• **AIM**: Copy, in full, each line of the material that holds the word "булок".

• **AVAILABLE RECORDS**:
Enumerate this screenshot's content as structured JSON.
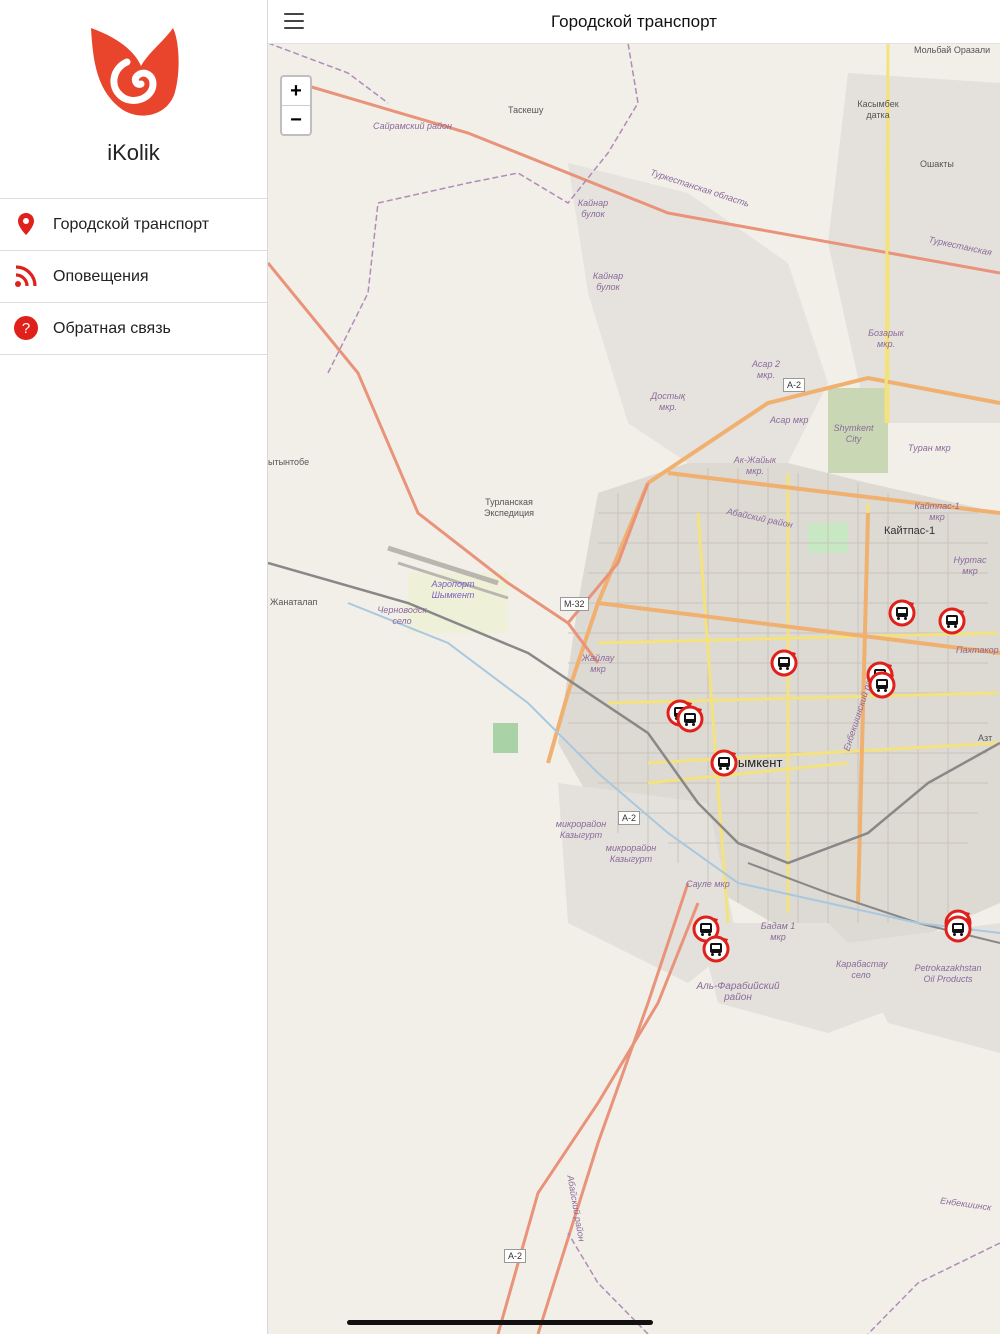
{
  "app": {
    "name": "iKolik",
    "brand_color": "#e8452c"
  },
  "sidebar": {
    "items": [
      {
        "label": "Городской транспорт",
        "icon": "map-pin-icon",
        "color": "#e0201b"
      },
      {
        "label": "Оповещения",
        "icon": "rss-icon",
        "color": "#e0201b"
      },
      {
        "label": "Обратная связь",
        "icon": "question-icon",
        "color": "#e0201b"
      }
    ]
  },
  "header": {
    "title": "Городской транспорт",
    "menu_icon": "hamburger-icon"
  },
  "map": {
    "zoom_in": "+",
    "zoom_out": "−",
    "labels": {
      "molyba": "Мольбай Оразали",
      "tasheshu": "Таскешу",
      "sairam": "Сайрамский район",
      "kasymbek": "Касымбек датка",
      "oshakty": "Ошакты",
      "turk_obl": "Туркестанская область",
      "turk_road": "Туркестанская",
      "kainar1": "Кайнар булок",
      "kainar2": "Кайнар булок",
      "bozaryk": "Бозарык мкр.",
      "asar": "Асар 2 мкр.",
      "asar_mkr": "Асар мкр",
      "dostyk": "Достық мкр.",
      "shymkent_city": "Shymkent City",
      "ak_zhaiyk": "Ак-Жайык мкр.",
      "turan": "Туран мкр",
      "kaitpas1": "Кайтпас-1 мкр",
      "kaitpas": "Кайтпас-1",
      "abai": "Абайский район",
      "nurtas": "Нуртас мкр",
      "kyntobe": "ытынтобе",
      "turlanskaya": "Турланская Экспедиция",
      "airport": "Аэропорт Шымкент",
      "zhanatalap": "Жанаталап",
      "chernovodsk": "Черноводск село",
      "zhailau": "Жайлау мкр",
      "shymkent": "Шымкент",
      "pakhtakor": "Пахтакор",
      "kazygurt1": "микрорайон Казыгурт",
      "kazygurt2": "микрорайон Казыгурт",
      "saule": "Сауле мкр",
      "badam": "Бадам 1 мкр",
      "karabastau": "Карабастау село",
      "petrokaz": "Petrokazakhstan Oil Products",
      "alfarabi": "Аль-Фарабийский район",
      "abaisky": "Абайский район",
      "enbekshi": "Енбекшинский район",
      "enbekshin": "Енбекшинск",
      "aztu": "Азт"
    },
    "shields": {
      "a2_top": "A-2",
      "m32": "M-32",
      "a2_mid": "A-2",
      "a2_bot": "A-2"
    },
    "marker_icon": "bus-icon",
    "marker_color": "#e0201b"
  }
}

• **RESULT BELOW**:
      "kainar1": "Кайнар булок",
      "kainar2": "Кайнар булок",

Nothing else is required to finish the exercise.